*Instructions to follow:* Count every line below that contains "xlabel", then state the total with no other output.

*A block of data:*
__________
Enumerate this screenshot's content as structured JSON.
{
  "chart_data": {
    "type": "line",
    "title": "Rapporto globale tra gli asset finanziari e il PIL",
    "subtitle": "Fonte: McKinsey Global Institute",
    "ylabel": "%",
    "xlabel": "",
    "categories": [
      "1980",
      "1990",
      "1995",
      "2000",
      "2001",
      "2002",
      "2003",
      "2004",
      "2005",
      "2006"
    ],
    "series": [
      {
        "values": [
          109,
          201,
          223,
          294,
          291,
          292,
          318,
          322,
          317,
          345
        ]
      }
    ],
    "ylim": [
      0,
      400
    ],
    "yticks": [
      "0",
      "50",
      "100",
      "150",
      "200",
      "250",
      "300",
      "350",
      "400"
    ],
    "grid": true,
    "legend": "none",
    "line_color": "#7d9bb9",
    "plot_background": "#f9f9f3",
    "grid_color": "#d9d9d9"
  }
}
__________
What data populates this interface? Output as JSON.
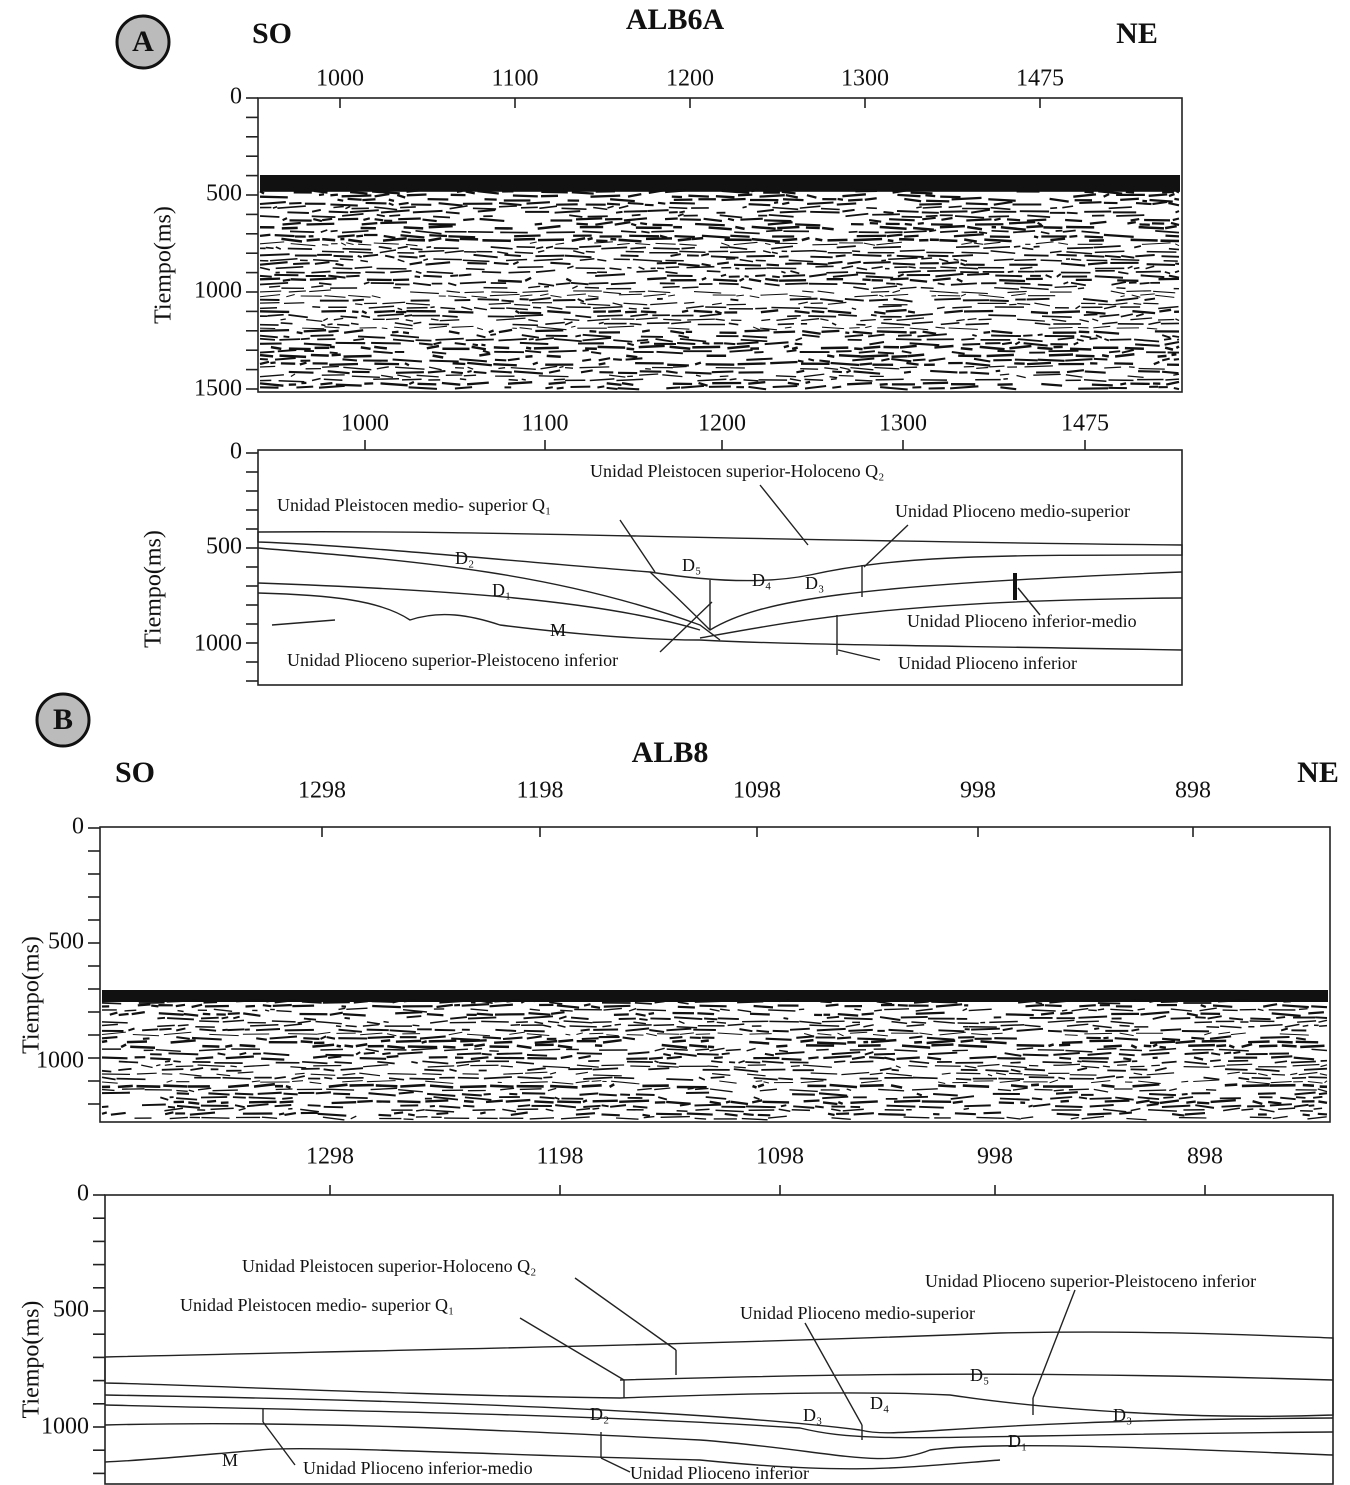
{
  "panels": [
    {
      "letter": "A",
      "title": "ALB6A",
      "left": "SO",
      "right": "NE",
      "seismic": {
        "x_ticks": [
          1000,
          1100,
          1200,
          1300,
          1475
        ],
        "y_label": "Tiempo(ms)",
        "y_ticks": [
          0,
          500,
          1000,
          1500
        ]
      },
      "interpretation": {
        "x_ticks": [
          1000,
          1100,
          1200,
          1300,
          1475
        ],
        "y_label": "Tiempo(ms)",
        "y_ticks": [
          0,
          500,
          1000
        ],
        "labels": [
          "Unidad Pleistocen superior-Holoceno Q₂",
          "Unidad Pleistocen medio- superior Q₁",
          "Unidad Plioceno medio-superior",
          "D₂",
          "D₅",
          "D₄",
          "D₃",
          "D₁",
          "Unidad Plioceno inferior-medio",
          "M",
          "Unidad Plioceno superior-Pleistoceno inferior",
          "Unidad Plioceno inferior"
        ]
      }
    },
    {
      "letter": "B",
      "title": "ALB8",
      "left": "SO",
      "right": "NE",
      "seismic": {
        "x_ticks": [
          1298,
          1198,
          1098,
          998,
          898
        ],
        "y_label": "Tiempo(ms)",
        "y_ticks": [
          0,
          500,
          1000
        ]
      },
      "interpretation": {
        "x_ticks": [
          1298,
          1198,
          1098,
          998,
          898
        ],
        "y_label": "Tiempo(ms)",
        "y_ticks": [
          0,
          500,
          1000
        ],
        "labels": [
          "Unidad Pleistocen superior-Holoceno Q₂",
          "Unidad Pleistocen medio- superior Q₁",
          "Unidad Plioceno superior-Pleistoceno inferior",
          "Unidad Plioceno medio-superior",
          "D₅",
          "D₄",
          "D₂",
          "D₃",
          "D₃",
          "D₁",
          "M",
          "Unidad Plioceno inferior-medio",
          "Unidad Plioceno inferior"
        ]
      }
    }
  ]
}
__________
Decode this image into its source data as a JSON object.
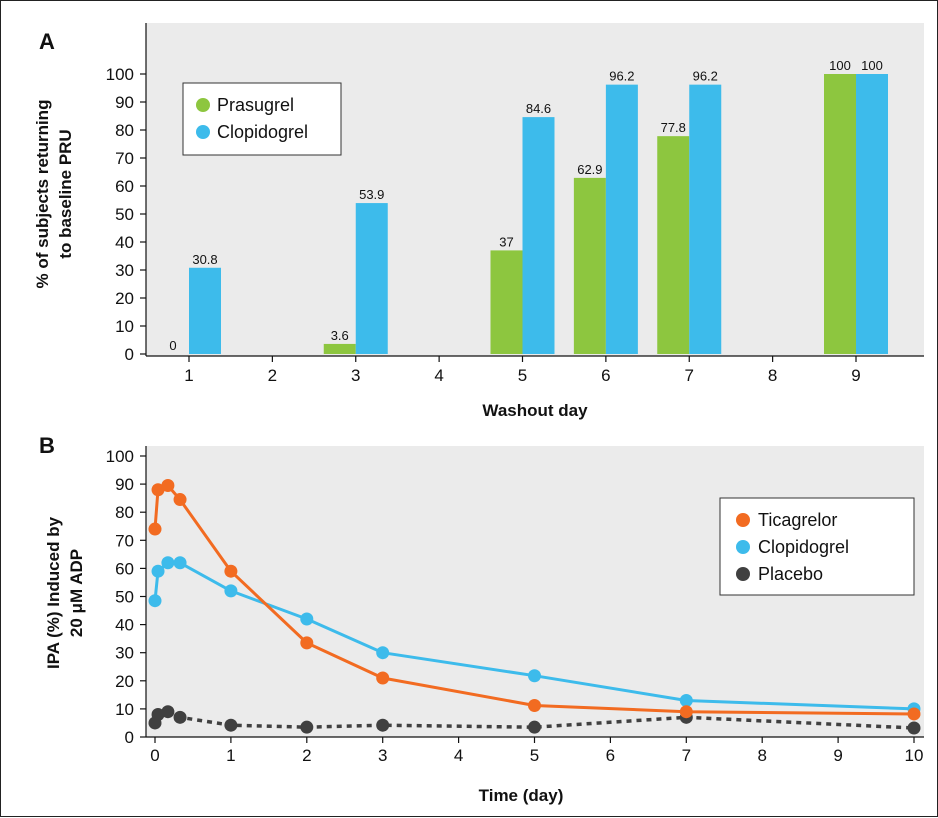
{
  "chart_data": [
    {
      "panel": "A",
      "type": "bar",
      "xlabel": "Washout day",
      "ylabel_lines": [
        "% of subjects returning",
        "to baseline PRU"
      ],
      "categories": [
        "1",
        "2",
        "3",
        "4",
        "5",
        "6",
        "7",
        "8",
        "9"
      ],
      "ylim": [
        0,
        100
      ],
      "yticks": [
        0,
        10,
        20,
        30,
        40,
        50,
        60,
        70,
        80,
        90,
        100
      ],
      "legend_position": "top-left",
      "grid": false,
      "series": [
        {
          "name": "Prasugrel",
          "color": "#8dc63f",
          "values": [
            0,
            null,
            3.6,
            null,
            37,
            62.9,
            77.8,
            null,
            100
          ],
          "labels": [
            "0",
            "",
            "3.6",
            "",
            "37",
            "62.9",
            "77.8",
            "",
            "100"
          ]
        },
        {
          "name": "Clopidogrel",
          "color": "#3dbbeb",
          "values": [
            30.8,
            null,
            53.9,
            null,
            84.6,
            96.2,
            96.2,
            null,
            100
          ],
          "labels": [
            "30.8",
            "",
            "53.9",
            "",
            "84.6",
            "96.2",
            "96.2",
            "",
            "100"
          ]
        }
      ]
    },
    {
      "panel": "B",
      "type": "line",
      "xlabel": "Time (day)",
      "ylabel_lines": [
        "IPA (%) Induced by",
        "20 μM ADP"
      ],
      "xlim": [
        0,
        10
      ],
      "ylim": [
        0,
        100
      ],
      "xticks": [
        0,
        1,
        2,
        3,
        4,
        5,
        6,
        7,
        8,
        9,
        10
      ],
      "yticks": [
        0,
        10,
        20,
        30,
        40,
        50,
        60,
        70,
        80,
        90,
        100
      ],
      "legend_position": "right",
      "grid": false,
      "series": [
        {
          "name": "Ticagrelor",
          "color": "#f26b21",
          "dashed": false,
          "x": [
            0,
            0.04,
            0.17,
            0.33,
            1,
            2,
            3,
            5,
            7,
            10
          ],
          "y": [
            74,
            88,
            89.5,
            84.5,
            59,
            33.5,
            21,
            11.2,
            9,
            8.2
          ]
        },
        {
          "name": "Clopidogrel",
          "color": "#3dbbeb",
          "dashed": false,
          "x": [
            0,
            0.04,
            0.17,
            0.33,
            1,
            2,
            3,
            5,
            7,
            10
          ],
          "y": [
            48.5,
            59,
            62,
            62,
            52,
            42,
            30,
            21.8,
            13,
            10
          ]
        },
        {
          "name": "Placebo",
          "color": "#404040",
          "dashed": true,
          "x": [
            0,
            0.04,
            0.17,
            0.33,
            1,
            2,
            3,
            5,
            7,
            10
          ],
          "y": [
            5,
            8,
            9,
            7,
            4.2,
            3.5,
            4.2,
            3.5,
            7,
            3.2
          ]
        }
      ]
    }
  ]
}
__________
*Written reply:* 3